Haley made his comments Thursday on a conference call in advance of his induction into the Pro Football Hall of Fame on Aug. 8 in Canton, Ohio.
“The hardest thing is these guys have an attention span of a 5-year-old. I’m not the most gentle and kind person to sit there and deal with that crap. I’m a little more confrontational. I think I got my point across.”
Haley has tried to make an impact with 49ers outside linebacker Aldon Smith. The two spoke at length before the NFC Championship game in Atlanta in January 2013. Smith’s career got off to one of the best starts for a pass-rusher in NFL history before off-field issues caused him to miss 14 games the past two seasons.
Haley was a visitor to the 49ers’ Santa Clara practice facility in May. He tutored the pass-rushers on techniques, and he spoke about not allowing off-the-field matters to have a negative carryover to the playing field.
In 2013, Smith missed five games while in treatment for substance abuse. And he served a nine-game suspension at the beginning of last season due to violations of the NFL’s policies on substance abuse and personal conduct.
“He’s just got to stay on the field,” Haley said. “He can’t allow other people to push him in the wrong direction. The bad part about Aldon is that nobody is going to give him the benefit of the doubt if something happens because of his past.
“That’s what I keep telling him, that my past haunted me. I had to sit down and make a change, and put my energy into playing football and not to those people that tried to hurt me.”

★ ★ ★ ★

▶ [Set tasks]:
[A] Reproduce the passage of the Hall of Fame article between "Haley made his" and "past two seasons.", inclusive, with "conference call" replaced by "video call".
[B] Repeat every line of the records below verbatim, without any change.

★ ★ ★ ★

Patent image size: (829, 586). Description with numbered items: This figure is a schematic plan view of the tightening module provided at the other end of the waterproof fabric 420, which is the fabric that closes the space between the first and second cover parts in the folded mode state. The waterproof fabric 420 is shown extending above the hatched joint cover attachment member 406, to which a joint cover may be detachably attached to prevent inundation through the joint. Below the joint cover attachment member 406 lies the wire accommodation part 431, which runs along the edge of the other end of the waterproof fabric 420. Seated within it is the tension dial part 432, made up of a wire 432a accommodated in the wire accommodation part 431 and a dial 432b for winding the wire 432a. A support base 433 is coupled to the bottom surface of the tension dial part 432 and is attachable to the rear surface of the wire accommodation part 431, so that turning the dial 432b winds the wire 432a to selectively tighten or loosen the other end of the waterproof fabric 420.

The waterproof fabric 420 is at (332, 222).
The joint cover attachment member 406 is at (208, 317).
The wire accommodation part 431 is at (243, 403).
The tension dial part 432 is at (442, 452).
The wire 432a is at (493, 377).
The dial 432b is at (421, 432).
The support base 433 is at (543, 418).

★ ★ ★ ★

▶ [Responses for each task]:
[A]
Haley made his comments Thursday on a video call in advance of his induction into the Pro Football Hall of Fame on Aug. 8 in Canton, Ohio.
“The hardest thing is these guys have an attention span of a 5-year-old. I’m not the most gentle and kind person to sit there and deal with that crap. I’m a little more confrontational. I think I got my point across.”
Haley has tried to make an impact with 49ers outside linebacker Aldon Smith. The two spoke at length before the NFC Championship game in Atlanta in January 2013. Smith’s career got off to one of the best starts for a pass-rusher in NFL history before off-field issues caused him to miss 14 games the past two seasons.

[B]
Patent image size: (829, 586). Description with numbered items: This figure is a schematic plan view of the tightening module provided at the other end of the waterproof fabric 420, which is the fabric that closes the space between the first and second cover parts in the folded mode state. The waterproof fabric 420 is shown extending above the hatched joint cover attachment member 406, to which a joint cover may be detachably attached to prevent inundation through the joint. Below the joint cover attachment member 406 lies the wire accommodation part 431, which runs along the edge of the other end of the waterproof fabric 420. Seated within it is the tension dial part 432, made up of a wire 432a accommodated in the wire accommodation part 431 and a dial 432b for winding the wire 432a. A support base 433 is coupled to the bottom surface of the tension dial part 432 and is attachable to the rear surface of the wire accommodation part 431, so that turning the dial 432b winds the wire 432a to selectively tighten or loosen the other end of the waterproof fabric 420.

The waterproof fabric 420 is at (332, 222).
The joint cover attachment member 406 is at (208, 317).
The wire accommodation part 431 is at (243, 403).
The tension dial part 432 is at (442, 452).
The wire 432a is at (493, 377).
The dial 432b is at (421, 432).
The support base 433 is at (543, 418).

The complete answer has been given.